• _Extracted data_
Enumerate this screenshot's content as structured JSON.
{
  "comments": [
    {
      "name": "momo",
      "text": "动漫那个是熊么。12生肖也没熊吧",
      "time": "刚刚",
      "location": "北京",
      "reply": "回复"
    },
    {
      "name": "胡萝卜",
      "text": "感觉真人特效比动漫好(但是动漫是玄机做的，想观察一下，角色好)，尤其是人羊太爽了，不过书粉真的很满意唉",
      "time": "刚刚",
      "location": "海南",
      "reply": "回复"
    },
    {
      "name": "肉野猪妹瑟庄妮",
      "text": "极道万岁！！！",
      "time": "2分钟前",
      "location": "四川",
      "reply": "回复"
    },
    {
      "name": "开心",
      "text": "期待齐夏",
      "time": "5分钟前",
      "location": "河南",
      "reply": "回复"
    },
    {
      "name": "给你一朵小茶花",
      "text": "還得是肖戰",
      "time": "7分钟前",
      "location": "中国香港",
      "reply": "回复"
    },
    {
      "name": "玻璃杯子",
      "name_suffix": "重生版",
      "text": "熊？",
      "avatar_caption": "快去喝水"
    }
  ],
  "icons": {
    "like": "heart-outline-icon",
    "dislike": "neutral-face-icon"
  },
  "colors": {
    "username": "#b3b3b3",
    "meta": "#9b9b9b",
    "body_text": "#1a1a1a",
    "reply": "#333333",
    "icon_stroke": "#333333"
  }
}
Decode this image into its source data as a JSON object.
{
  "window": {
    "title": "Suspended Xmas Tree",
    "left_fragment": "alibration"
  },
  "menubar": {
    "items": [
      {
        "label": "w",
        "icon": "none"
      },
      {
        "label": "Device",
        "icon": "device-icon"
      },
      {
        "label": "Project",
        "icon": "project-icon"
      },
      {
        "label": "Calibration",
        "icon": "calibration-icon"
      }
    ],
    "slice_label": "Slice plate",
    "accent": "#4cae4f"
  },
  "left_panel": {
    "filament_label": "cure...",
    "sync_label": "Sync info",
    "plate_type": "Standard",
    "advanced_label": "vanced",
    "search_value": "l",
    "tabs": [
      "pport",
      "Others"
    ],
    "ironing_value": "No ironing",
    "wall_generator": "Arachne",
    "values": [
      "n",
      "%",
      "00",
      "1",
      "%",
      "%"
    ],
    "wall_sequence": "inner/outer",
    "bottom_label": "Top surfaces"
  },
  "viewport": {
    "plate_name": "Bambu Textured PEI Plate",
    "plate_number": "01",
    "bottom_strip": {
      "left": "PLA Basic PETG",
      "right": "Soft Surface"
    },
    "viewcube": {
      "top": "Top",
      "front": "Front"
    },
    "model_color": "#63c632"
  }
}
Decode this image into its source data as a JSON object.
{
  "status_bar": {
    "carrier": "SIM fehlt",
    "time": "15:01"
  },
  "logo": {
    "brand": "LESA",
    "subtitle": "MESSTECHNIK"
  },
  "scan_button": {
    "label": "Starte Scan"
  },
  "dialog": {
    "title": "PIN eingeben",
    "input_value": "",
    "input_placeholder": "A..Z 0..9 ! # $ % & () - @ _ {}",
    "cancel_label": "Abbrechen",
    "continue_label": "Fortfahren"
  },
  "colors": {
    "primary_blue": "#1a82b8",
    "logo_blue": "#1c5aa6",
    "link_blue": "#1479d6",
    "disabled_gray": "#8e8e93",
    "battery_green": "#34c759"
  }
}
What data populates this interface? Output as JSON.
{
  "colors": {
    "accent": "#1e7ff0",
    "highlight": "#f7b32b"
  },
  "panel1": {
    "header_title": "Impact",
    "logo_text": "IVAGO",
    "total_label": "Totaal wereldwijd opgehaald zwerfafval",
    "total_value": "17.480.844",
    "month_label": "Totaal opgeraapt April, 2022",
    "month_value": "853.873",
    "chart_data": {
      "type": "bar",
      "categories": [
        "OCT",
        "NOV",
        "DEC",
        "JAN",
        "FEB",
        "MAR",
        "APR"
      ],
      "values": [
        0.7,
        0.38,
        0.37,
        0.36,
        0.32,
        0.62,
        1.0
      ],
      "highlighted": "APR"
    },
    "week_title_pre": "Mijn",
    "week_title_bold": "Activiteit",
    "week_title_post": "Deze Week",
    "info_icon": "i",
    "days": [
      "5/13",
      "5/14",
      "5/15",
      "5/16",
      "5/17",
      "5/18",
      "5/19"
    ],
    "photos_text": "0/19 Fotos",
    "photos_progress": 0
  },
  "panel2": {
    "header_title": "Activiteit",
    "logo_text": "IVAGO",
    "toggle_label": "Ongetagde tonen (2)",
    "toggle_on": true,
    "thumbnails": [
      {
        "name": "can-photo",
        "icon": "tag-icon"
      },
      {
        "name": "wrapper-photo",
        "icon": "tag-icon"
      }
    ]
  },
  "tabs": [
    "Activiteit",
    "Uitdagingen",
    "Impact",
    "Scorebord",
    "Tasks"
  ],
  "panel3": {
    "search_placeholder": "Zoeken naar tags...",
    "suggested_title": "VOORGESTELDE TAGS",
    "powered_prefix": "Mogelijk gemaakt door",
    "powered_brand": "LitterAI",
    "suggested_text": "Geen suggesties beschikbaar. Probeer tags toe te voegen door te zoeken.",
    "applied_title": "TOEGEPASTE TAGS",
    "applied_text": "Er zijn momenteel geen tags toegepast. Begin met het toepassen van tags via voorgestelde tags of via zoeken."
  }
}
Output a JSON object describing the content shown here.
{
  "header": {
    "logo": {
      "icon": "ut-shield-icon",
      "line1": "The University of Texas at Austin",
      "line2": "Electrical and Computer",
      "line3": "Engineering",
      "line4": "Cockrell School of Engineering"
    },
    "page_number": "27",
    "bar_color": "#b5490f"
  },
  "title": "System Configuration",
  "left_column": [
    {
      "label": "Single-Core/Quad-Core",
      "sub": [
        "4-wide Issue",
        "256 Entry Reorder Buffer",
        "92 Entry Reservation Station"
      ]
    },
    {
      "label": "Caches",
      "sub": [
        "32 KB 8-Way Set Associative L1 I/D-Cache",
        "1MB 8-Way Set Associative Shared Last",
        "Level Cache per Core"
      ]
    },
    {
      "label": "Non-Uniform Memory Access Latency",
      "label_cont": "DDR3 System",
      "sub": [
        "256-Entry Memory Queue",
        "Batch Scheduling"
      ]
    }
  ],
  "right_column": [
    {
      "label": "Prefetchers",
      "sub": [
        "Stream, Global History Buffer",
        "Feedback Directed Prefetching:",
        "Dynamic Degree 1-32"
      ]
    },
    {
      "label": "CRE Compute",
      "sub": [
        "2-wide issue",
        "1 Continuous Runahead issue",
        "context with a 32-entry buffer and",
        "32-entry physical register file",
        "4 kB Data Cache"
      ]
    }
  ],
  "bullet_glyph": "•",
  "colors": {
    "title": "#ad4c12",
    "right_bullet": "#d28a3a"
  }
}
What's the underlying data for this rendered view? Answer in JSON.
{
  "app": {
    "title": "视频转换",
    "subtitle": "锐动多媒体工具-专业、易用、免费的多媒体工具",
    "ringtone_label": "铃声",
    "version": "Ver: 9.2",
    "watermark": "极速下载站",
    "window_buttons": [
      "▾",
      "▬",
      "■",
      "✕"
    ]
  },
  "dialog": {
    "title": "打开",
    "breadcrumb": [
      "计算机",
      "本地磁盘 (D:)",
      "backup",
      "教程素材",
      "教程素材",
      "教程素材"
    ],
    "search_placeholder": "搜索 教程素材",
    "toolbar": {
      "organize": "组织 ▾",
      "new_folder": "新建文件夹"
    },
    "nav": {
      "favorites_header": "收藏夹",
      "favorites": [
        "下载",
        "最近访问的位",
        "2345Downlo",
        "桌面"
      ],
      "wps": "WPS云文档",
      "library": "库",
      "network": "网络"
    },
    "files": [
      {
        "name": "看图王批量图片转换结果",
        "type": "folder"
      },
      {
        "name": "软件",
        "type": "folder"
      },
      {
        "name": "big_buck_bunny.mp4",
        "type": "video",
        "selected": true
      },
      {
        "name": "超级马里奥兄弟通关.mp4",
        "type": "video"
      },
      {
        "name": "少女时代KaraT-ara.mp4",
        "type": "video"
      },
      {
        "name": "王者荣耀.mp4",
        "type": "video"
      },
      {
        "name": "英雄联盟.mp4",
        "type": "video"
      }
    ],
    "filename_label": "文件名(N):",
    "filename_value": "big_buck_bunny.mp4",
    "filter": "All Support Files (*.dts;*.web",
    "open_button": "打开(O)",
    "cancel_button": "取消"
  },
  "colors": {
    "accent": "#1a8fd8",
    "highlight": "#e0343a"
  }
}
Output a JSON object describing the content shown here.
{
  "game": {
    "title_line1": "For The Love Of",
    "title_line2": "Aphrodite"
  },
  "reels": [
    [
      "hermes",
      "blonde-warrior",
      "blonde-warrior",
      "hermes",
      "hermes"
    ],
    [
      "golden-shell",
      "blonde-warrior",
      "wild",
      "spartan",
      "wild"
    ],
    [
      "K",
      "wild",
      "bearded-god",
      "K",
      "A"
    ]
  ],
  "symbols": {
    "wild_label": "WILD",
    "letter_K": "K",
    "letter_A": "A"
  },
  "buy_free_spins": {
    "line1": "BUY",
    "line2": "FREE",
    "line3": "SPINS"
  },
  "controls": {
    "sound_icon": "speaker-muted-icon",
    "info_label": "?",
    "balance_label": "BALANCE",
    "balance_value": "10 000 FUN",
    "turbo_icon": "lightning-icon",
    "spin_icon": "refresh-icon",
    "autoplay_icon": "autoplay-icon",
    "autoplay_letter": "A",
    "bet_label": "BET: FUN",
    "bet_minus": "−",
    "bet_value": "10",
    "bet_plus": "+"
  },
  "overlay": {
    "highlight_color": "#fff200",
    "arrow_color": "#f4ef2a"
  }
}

• _What you need to do_
Find the count of lines in the data above where the string "door" occurs. Provide that number alone.

• _The response_
2